Records for processing:
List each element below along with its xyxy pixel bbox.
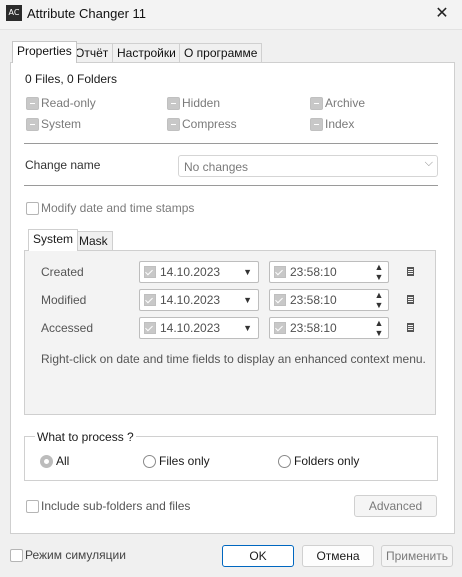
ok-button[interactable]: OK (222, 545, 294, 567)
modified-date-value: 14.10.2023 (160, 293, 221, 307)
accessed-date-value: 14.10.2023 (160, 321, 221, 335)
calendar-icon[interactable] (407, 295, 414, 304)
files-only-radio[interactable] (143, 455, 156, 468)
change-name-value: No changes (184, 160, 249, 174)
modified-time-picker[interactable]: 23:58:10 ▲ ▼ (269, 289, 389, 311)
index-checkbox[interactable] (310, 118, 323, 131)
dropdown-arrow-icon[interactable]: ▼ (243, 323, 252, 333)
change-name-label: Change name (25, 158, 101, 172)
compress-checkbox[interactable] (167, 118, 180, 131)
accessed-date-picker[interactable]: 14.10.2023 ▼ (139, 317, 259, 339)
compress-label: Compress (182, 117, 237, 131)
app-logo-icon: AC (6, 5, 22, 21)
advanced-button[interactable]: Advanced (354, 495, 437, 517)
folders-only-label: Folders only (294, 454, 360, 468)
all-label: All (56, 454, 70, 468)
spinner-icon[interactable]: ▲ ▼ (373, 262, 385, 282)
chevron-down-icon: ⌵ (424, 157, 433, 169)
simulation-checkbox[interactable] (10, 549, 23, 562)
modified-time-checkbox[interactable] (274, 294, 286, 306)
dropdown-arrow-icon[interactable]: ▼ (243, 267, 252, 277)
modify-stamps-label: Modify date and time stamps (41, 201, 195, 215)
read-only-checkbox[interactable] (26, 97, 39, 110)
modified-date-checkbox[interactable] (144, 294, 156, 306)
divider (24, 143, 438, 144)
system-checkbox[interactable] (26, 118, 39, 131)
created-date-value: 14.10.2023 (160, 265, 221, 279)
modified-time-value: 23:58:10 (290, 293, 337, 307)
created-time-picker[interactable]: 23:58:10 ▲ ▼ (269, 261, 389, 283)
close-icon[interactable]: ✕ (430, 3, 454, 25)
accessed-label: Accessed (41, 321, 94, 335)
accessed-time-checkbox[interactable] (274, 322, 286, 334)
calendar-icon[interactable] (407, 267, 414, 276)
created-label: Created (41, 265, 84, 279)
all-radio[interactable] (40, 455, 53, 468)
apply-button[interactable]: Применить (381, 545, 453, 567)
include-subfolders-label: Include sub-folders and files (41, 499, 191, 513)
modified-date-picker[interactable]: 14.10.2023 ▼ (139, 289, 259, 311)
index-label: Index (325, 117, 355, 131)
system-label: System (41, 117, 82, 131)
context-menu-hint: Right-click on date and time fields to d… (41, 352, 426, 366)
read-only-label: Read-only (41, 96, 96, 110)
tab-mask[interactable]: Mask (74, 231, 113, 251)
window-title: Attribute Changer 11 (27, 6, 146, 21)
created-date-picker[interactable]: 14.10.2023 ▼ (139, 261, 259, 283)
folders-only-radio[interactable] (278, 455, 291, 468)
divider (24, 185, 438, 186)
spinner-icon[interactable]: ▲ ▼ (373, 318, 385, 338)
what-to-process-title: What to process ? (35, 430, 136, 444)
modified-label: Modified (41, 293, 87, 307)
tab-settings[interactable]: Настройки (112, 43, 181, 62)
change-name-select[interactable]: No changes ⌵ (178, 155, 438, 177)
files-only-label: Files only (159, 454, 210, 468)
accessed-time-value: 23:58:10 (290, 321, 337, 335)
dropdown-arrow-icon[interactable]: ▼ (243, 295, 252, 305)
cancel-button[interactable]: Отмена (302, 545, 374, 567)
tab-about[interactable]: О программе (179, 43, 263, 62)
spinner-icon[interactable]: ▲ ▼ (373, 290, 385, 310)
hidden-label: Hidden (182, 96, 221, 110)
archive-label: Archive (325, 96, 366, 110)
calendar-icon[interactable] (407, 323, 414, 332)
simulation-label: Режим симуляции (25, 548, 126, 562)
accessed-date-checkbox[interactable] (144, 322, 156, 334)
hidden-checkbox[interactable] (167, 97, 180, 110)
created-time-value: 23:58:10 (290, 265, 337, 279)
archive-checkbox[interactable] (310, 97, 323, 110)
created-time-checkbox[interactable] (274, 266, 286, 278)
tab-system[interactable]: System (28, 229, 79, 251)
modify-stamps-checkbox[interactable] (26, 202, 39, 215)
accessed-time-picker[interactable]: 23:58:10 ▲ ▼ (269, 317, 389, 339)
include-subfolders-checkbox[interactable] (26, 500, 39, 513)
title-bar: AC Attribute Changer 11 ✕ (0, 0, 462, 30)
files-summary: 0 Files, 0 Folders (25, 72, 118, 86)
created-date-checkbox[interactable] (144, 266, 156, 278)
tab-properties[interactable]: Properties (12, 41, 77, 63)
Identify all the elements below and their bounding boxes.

---

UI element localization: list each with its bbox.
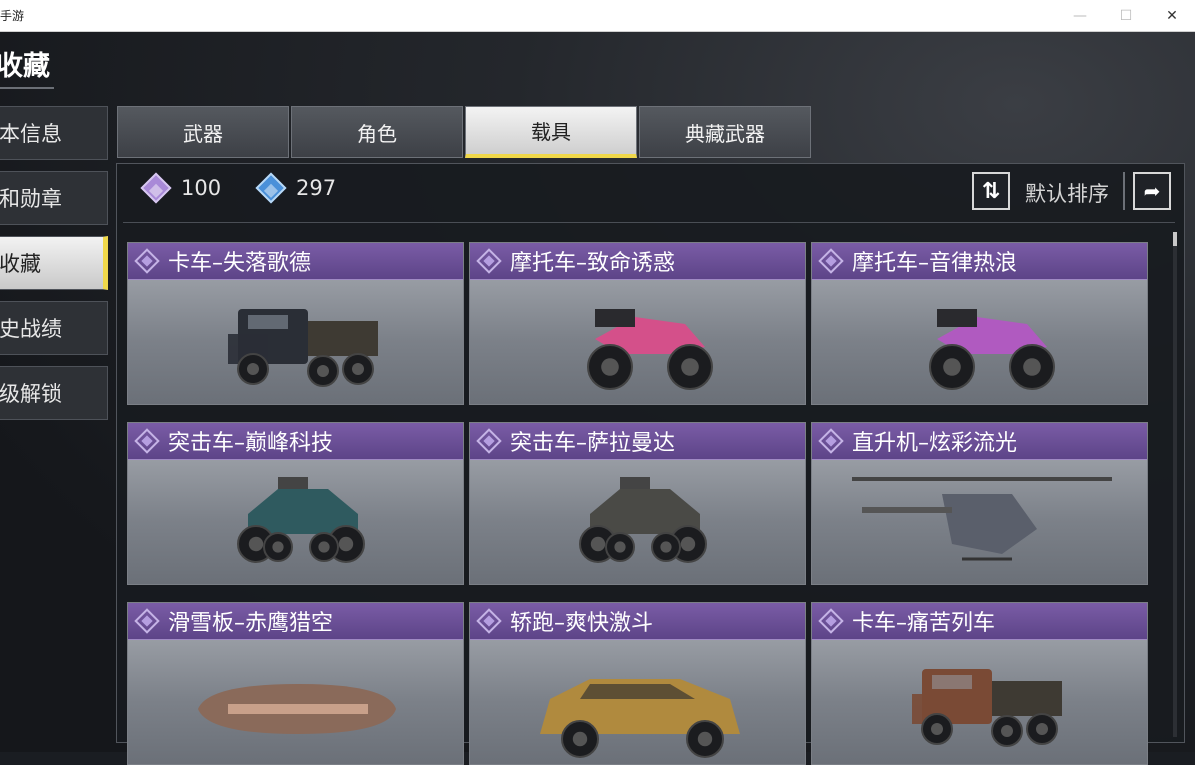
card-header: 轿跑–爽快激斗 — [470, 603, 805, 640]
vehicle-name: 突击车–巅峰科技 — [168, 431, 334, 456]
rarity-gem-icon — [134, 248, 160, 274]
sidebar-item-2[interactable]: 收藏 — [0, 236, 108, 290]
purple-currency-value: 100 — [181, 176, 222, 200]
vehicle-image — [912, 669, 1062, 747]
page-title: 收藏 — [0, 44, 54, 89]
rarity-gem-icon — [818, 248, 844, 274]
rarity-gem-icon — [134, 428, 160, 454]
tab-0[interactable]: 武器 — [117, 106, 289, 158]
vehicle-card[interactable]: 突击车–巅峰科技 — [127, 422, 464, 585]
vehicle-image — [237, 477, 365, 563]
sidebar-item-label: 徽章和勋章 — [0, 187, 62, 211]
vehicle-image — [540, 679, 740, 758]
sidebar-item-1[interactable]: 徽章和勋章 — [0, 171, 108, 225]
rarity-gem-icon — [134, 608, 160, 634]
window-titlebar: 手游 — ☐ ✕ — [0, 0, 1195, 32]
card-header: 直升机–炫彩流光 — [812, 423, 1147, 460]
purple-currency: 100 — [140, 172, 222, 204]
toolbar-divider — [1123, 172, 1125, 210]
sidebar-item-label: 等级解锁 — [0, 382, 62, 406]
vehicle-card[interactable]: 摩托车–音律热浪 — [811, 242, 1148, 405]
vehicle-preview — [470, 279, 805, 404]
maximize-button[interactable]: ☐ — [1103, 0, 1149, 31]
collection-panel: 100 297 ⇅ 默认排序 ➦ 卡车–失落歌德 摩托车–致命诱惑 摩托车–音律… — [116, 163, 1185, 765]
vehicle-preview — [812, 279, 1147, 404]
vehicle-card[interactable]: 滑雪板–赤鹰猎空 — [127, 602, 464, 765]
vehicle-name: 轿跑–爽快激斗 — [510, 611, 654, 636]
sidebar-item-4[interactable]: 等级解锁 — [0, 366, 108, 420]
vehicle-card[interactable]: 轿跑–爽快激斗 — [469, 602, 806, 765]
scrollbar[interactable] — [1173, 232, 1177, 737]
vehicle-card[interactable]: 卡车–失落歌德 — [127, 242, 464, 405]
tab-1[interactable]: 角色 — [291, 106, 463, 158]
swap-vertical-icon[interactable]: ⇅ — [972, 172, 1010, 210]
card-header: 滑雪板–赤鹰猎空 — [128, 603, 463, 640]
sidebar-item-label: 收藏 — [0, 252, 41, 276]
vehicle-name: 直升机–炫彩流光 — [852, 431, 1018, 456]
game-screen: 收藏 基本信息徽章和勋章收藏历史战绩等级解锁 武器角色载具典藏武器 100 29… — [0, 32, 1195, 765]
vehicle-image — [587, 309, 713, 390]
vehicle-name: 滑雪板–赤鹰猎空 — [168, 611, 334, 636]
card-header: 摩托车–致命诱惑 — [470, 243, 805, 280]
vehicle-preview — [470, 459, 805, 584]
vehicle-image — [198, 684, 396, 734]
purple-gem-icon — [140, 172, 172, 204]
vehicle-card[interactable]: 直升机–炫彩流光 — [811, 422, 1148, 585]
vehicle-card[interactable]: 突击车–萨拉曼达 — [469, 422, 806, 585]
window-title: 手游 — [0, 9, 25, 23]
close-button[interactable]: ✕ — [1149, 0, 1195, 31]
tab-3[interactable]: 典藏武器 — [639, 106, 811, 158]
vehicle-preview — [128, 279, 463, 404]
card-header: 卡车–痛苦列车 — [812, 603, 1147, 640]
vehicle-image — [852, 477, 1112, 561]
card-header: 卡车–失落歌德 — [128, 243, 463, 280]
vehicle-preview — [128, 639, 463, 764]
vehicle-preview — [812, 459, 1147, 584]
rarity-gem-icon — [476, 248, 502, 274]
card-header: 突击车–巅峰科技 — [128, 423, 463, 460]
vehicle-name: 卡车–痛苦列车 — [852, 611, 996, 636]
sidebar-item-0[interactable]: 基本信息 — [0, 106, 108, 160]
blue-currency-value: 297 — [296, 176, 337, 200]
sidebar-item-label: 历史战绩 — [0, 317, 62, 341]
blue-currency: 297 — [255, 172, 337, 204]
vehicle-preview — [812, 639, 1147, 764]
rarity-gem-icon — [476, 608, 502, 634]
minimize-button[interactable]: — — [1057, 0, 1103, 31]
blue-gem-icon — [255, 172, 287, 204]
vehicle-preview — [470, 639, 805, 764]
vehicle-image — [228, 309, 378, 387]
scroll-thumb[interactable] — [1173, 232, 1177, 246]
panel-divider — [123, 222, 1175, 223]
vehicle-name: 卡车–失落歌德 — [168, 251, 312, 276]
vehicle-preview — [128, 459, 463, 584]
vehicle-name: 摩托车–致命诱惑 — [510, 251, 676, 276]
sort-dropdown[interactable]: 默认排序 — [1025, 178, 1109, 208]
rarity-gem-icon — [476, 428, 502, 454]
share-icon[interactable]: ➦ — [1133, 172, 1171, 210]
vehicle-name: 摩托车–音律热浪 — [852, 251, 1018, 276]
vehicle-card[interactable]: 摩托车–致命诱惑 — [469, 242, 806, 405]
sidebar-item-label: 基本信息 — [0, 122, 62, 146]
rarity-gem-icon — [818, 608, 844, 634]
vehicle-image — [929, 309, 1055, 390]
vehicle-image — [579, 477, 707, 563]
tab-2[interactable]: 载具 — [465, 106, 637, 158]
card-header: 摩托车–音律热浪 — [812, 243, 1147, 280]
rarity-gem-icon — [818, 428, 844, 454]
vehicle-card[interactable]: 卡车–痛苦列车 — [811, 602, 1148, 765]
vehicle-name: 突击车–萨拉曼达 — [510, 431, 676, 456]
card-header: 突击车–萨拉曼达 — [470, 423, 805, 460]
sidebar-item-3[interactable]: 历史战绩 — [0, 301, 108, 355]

...

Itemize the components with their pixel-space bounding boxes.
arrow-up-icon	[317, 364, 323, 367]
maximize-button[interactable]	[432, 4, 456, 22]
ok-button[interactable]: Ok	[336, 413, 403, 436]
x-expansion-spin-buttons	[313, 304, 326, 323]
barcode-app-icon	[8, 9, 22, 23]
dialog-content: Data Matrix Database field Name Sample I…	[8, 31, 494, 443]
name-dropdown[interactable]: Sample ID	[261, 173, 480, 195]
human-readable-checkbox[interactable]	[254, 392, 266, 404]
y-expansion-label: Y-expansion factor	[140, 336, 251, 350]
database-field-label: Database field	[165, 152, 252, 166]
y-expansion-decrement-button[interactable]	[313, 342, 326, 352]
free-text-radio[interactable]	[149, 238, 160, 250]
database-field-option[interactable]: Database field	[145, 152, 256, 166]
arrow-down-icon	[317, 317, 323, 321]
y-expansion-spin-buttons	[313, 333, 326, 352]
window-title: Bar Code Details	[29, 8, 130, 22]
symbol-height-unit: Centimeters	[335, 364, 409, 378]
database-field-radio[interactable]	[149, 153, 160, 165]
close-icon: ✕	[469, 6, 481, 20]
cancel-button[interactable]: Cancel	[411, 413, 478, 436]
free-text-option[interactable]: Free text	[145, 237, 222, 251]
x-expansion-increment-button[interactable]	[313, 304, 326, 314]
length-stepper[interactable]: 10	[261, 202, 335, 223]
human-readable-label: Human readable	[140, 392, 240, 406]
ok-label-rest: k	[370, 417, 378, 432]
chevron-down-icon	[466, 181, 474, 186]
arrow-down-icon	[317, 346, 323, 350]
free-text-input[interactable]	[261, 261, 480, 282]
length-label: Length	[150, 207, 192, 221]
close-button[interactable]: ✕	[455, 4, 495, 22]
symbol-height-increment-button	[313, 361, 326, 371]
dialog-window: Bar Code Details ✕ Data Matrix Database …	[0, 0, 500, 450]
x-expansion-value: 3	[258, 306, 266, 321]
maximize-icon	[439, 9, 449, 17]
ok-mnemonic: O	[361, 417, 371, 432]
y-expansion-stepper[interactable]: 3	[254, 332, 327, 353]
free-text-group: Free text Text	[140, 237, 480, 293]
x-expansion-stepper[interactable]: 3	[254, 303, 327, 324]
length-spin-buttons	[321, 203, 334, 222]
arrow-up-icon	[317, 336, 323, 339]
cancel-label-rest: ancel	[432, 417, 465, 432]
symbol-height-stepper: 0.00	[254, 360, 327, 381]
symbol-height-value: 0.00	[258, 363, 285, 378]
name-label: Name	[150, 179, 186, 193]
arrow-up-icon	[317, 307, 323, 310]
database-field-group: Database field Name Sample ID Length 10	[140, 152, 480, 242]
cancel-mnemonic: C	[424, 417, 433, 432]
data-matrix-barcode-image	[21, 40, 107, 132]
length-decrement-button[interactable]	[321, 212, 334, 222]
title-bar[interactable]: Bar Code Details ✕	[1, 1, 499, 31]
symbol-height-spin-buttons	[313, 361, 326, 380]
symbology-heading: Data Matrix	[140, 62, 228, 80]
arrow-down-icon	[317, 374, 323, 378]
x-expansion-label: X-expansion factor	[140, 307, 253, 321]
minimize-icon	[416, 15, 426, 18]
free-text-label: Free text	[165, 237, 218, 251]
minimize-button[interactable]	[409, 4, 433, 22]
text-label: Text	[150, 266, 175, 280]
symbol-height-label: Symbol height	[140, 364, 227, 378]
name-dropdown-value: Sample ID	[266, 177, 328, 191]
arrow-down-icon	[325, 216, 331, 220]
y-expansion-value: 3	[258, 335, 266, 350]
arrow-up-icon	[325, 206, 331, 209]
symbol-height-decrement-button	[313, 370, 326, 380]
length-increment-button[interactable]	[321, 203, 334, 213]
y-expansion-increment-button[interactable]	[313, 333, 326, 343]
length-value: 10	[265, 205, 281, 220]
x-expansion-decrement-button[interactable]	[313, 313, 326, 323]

Directions for this task: Collect every line of the records that contains the string "purple". Case counts.

Task result:
purple-currency-value: 100 — [181, 176, 222, 200]
purple-currency: 100 — [140, 172, 222, 204]
purple-gem-icon — [140, 172, 172, 204]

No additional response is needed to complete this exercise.